-------- The records --------
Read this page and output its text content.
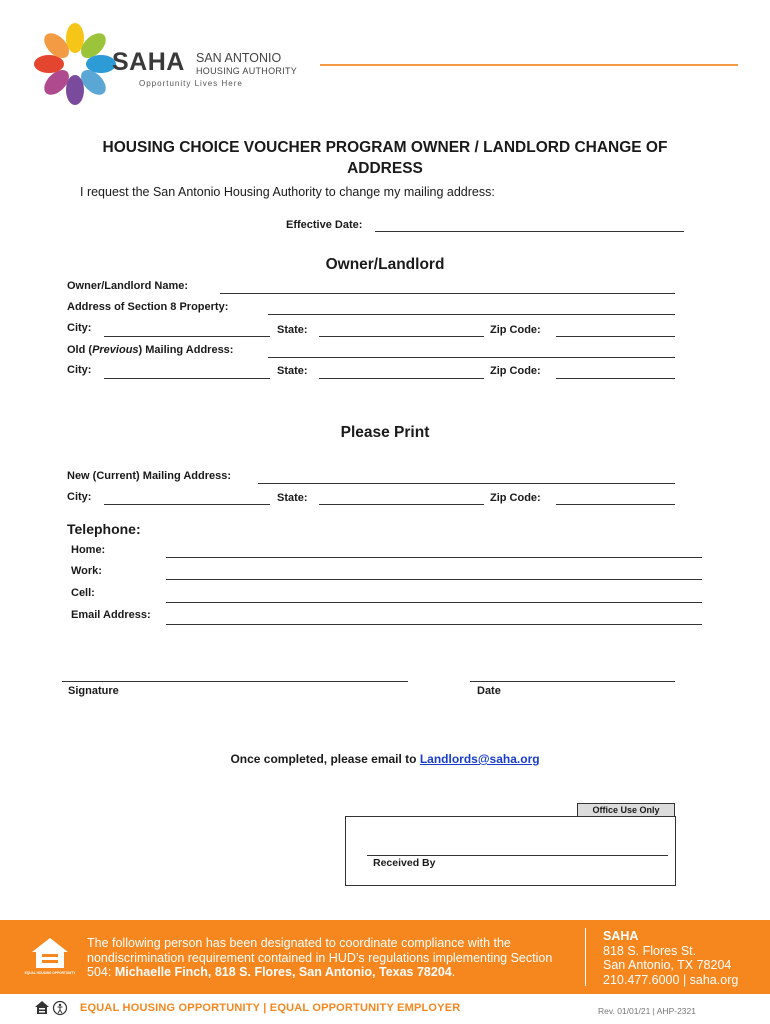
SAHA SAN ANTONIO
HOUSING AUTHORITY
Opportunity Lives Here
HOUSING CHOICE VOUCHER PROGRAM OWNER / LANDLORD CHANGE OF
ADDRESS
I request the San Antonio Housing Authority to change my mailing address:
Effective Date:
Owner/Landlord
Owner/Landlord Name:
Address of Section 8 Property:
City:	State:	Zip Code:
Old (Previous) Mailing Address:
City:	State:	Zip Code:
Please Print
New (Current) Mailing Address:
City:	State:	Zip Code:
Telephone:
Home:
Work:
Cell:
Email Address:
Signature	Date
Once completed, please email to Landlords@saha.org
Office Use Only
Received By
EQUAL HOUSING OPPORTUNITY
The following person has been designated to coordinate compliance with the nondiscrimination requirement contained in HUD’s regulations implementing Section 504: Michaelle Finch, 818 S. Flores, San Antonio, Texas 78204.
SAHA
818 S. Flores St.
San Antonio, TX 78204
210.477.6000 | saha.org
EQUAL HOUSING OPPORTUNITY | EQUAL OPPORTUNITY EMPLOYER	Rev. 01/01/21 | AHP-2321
--------
Given request:
Return the material exactly as given, apart from the pictures.

Output for this task:
Read this page and output its text content.
SAHA SAN ANTONIO
HOUSING AUTHORITY
Opportunity Lives Here
HOUSING CHOICE VOUCHER PROGRAM OWNER / LANDLORD CHANGE OF
ADDRESS
I request the San Antonio Housing Authority to change my mailing address:
Effective Date:
Owner/Landlord
Owner/Landlord Name:
Address of Section 8 Property:
City:	State:	Zip Code:
Old (Previous) Mailing Address:
City:	State:	Zip Code:
Please Print
New (Current) Mailing Address:
City:	State:	Zip Code:
Telephone:
Home:
Work:
Cell:
Email Address:
Signature	Date
Once completed, please email to Landlords@saha.org
Office Use Only
Received By
EQUAL HOUSING OPPORTUNITY
The following person has been designated to coordinate compliance with the nondiscrimination requirement contained in HUD’s regulations implementing Section 504: Michaelle Finch, 818 S. Flores, San Antonio, Texas 78204.
SAHA
818 S. Flores St.
San Antonio, TX 78204
210.477.6000 | saha.org
EQUAL HOUSING OPPORTUNITY | EQUAL OPPORTUNITY EMPLOYER	Rev. 01/01/21 | AHP-2321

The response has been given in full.